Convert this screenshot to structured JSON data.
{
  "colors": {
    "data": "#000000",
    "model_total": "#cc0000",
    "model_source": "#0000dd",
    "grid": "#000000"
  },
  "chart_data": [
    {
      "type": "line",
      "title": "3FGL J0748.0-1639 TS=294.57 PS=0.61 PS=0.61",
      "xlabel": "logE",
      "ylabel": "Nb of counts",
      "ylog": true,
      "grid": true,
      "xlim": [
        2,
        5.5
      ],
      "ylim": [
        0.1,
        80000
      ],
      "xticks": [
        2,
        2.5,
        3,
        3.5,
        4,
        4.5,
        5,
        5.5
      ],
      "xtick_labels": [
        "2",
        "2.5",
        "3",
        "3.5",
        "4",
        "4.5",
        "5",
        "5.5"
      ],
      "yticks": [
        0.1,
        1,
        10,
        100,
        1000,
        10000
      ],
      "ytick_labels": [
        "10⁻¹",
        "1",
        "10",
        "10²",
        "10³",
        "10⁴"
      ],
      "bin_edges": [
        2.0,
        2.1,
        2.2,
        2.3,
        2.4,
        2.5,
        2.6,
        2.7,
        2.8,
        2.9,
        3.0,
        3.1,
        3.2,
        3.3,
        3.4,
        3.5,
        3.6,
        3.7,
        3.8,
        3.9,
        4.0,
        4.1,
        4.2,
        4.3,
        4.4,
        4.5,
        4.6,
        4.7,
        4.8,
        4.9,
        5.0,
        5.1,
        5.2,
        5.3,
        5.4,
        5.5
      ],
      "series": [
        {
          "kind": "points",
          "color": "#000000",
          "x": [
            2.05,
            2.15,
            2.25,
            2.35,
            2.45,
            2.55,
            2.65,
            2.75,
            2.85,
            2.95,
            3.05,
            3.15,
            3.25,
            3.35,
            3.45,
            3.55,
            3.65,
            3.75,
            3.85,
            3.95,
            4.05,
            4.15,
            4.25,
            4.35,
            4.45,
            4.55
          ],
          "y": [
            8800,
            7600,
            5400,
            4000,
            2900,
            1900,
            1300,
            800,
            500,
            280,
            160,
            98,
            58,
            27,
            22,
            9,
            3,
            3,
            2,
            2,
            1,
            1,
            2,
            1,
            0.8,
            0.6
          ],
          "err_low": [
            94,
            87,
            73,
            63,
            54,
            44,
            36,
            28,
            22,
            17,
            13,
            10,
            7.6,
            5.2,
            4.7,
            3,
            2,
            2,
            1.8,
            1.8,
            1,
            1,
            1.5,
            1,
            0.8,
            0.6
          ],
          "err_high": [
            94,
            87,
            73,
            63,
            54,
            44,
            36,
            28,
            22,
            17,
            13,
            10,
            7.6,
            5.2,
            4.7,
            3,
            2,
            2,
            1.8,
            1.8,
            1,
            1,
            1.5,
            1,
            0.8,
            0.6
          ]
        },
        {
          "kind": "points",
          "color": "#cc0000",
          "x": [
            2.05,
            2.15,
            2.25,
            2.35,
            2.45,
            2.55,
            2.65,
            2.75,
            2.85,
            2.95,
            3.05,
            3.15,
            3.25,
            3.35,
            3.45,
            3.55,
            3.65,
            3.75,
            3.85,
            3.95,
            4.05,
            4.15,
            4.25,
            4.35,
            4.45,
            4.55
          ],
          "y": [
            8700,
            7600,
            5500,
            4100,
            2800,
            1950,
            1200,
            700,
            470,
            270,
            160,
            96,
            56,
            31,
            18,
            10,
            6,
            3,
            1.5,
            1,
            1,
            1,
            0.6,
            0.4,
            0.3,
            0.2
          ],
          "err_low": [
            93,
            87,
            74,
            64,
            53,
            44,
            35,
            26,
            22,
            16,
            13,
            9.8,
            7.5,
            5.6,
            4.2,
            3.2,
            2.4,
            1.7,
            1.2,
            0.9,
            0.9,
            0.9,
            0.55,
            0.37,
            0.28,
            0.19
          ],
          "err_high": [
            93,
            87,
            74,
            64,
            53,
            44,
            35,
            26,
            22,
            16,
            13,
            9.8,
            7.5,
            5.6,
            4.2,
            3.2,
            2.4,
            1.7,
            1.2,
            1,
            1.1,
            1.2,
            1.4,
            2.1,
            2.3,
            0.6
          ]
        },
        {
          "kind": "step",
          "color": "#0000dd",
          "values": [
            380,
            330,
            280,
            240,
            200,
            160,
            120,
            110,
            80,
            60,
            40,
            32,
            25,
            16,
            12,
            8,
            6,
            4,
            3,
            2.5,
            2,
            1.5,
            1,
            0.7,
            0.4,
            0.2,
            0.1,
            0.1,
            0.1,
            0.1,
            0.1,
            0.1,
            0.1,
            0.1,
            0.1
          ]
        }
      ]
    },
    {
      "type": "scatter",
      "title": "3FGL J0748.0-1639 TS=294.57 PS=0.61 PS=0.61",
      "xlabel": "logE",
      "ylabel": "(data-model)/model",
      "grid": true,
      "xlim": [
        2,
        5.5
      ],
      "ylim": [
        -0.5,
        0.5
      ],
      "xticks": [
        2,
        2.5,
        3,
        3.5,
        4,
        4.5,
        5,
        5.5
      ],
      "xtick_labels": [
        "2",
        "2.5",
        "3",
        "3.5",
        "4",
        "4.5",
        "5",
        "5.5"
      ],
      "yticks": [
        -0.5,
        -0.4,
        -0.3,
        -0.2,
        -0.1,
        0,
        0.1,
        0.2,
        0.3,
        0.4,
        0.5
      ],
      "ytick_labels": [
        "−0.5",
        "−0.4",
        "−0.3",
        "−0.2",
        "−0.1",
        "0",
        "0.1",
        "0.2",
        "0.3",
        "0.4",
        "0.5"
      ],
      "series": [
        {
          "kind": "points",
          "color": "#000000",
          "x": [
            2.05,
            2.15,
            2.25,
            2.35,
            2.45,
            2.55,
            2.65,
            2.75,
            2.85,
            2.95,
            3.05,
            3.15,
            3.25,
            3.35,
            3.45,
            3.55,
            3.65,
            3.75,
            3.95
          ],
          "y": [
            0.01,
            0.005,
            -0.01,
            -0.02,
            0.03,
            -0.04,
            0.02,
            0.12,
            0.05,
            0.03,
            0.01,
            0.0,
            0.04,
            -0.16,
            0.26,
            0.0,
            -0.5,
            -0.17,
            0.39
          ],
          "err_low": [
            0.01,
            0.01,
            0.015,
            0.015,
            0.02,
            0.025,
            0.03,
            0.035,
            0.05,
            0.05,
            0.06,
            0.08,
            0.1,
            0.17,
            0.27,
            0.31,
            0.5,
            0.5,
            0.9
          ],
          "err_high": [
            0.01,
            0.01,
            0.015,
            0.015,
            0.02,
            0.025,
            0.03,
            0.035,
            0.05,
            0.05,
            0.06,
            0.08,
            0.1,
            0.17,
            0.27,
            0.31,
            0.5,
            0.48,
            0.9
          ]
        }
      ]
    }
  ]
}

EXERCISE PROMPT :: All of the material above needs to be copied exactly.

EXPECTED ANSWER ::
Convert this screenshot to structured JSON data.
{
  "colors": {
    "data": "#000000",
    "model_total": "#cc0000",
    "model_source": "#0000dd",
    "grid": "#000000"
  },
  "chart_data": [
    {
      "type": "line",
      "title": "3FGL J0748.0-1639 TS=294.57 PS=0.61 PS=0.61",
      "xlabel": "logE",
      "ylabel": "Nb of counts",
      "ylog": true,
      "grid": true,
      "xlim": [
        2,
        5.5
      ],
      "ylim": [
        0.1,
        80000
      ],
      "xticks": [
        2,
        2.5,
        3,
        3.5,
        4,
        4.5,
        5,
        5.5
      ],
      "xtick_labels": [
        "2",
        "2.5",
        "3",
        "3.5",
        "4",
        "4.5",
        "5",
        "5.5"
      ],
      "yticks": [
        0.1,
        1,
        10,
        100,
        1000,
        10000
      ],
      "ytick_labels": [
        "10⁻¹",
        "1",
        "10",
        "10²",
        "10³",
        "10⁴"
      ],
      "bin_edges": [
        2.0,
        2.1,
        2.2,
        2.3,
        2.4,
        2.5,
        2.6,
        2.7,
        2.8,
        2.9,
        3.0,
        3.1,
        3.2,
        3.3,
        3.4,
        3.5,
        3.6,
        3.7,
        3.8,
        3.9,
        4.0,
        4.1,
        4.2,
        4.3,
        4.4,
        4.5,
        4.6,
        4.7,
        4.8,
        4.9,
        5.0,
        5.1,
        5.2,
        5.3,
        5.4,
        5.5
      ],
      "series": [
        {
          "kind": "points",
          "color": "#000000",
          "x": [
            2.05,
            2.15,
            2.25,
            2.35,
            2.45,
            2.55,
            2.65,
            2.75,
            2.85,
            2.95,
            3.05,
            3.15,
            3.25,
            3.35,
            3.45,
            3.55,
            3.65,
            3.75,
            3.85,
            3.95,
            4.05,
            4.15,
            4.25,
            4.35,
            4.45,
            4.55
          ],
          "y": [
            8800,
            7600,
            5400,
            4000,
            2900,
            1900,
            1300,
            800,
            500,
            280,
            160,
            98,
            58,
            27,
            22,
            9,
            3,
            3,
            2,
            2,
            1,
            1,
            2,
            1,
            0.8,
            0.6
          ],
          "err_low": [
            94,
            87,
            73,
            63,
            54,
            44,
            36,
            28,
            22,
            17,
            13,
            10,
            7.6,
            5.2,
            4.7,
            3,
            2,
            2,
            1.8,
            1.8,
            1,
            1,
            1.5,
            1,
            0.8,
            0.6
          ],
          "err_high": [
            94,
            87,
            73,
            63,
            54,
            44,
            36,
            28,
            22,
            17,
            13,
            10,
            7.6,
            5.2,
            4.7,
            3,
            2,
            2,
            1.8,
            1.8,
            1,
            1,
            1.5,
            1,
            0.8,
            0.6
          ]
        },
        {
          "kind": "points",
          "color": "#cc0000",
          "x": [
            2.05,
            2.15,
            2.25,
            2.35,
            2.45,
            2.55,
            2.65,
            2.75,
            2.85,
            2.95,
            3.05,
            3.15,
            3.25,
            3.35,
            3.45,
            3.55,
            3.65,
            3.75,
            3.85,
            3.95,
            4.05,
            4.15,
            4.25,
            4.35,
            4.45,
            4.55
          ],
          "y": [
            8700,
            7600,
            5500,
            4100,
            2800,
            1950,
            1200,
            700,
            470,
            270,
            160,
            96,
            56,
            31,
            18,
            10,
            6,
            3,
            1.5,
            1,
            1,
            1,
            0.6,
            0.4,
            0.3,
            0.2
          ],
          "err_low": [
            93,
            87,
            74,
            64,
            53,
            44,
            35,
            26,
            22,
            16,
            13,
            9.8,
            7.5,
            5.6,
            4.2,
            3.2,
            2.4,
            1.7,
            1.2,
            0.9,
            0.9,
            0.9,
            0.55,
            0.37,
            0.28,
            0.19
          ],
          "err_high": [
            93,
            87,
            74,
            64,
            53,
            44,
            35,
            26,
            22,
            16,
            13,
            9.8,
            7.5,
            5.6,
            4.2,
            3.2,
            2.4,
            1.7,
            1.2,
            1,
            1.1,
            1.2,
            1.4,
            2.1,
            2.3,
            0.6
          ]
        },
        {
          "kind": "step",
          "color": "#0000dd",
          "values": [
            380,
            330,
            280,
            240,
            200,
            160,
            120,
            110,
            80,
            60,
            40,
            32,
            25,
            16,
            12,
            8,
            6,
            4,
            3,
            2.5,
            2,
            1.5,
            1,
            0.7,
            0.4,
            0.2,
            0.1,
            0.1,
            0.1,
            0.1,
            0.1,
            0.1,
            0.1,
            0.1,
            0.1
          ]
        }
      ]
    },
    {
      "type": "scatter",
      "title": "3FGL J0748.0-1639 TS=294.57 PS=0.61 PS=0.61",
      "xlabel": "logE",
      "ylabel": "(data-model)/model",
      "grid": true,
      "xlim": [
        2,
        5.5
      ],
      "ylim": [
        -0.5,
        0.5
      ],
      "xticks": [
        2,
        2.5,
        3,
        3.5,
        4,
        4.5,
        5,
        5.5
      ],
      "xtick_labels": [
        "2",
        "2.5",
        "3",
        "3.5",
        "4",
        "4.5",
        "5",
        "5.5"
      ],
      "yticks": [
        -0.5,
        -0.4,
        -0.3,
        -0.2,
        -0.1,
        0,
        0.1,
        0.2,
        0.3,
        0.4,
        0.5
      ],
      "ytick_labels": [
        "−0.5",
        "−0.4",
        "−0.3",
        "−0.2",
        "−0.1",
        "0",
        "0.1",
        "0.2",
        "0.3",
        "0.4",
        "0.5"
      ],
      "series": [
        {
          "kind": "points",
          "color": "#000000",
          "x": [
            2.05,
            2.15,
            2.25,
            2.35,
            2.45,
            2.55,
            2.65,
            2.75,
            2.85,
            2.95,
            3.05,
            3.15,
            3.25,
            3.35,
            3.45,
            3.55,
            3.65,
            3.75,
            3.95
          ],
          "y": [
            0.01,
            0.005,
            -0.01,
            -0.02,
            0.03,
            -0.04,
            0.02,
            0.12,
            0.05,
            0.03,
            0.01,
            0.0,
            0.04,
            -0.16,
            0.26,
            0.0,
            -0.5,
            -0.17,
            0.39
          ],
          "err_low": [
            0.01,
            0.01,
            0.015,
            0.015,
            0.02,
            0.025,
            0.03,
            0.035,
            0.05,
            0.05,
            0.06,
            0.08,
            0.1,
            0.17,
            0.27,
            0.31,
            0.5,
            0.5,
            0.9
          ],
          "err_high": [
            0.01,
            0.01,
            0.015,
            0.015,
            0.02,
            0.025,
            0.03,
            0.035,
            0.05,
            0.05,
            0.06,
            0.08,
            0.1,
            0.17,
            0.27,
            0.31,
            0.5,
            0.48,
            0.9
          ]
        }
      ]
    }
  ]
}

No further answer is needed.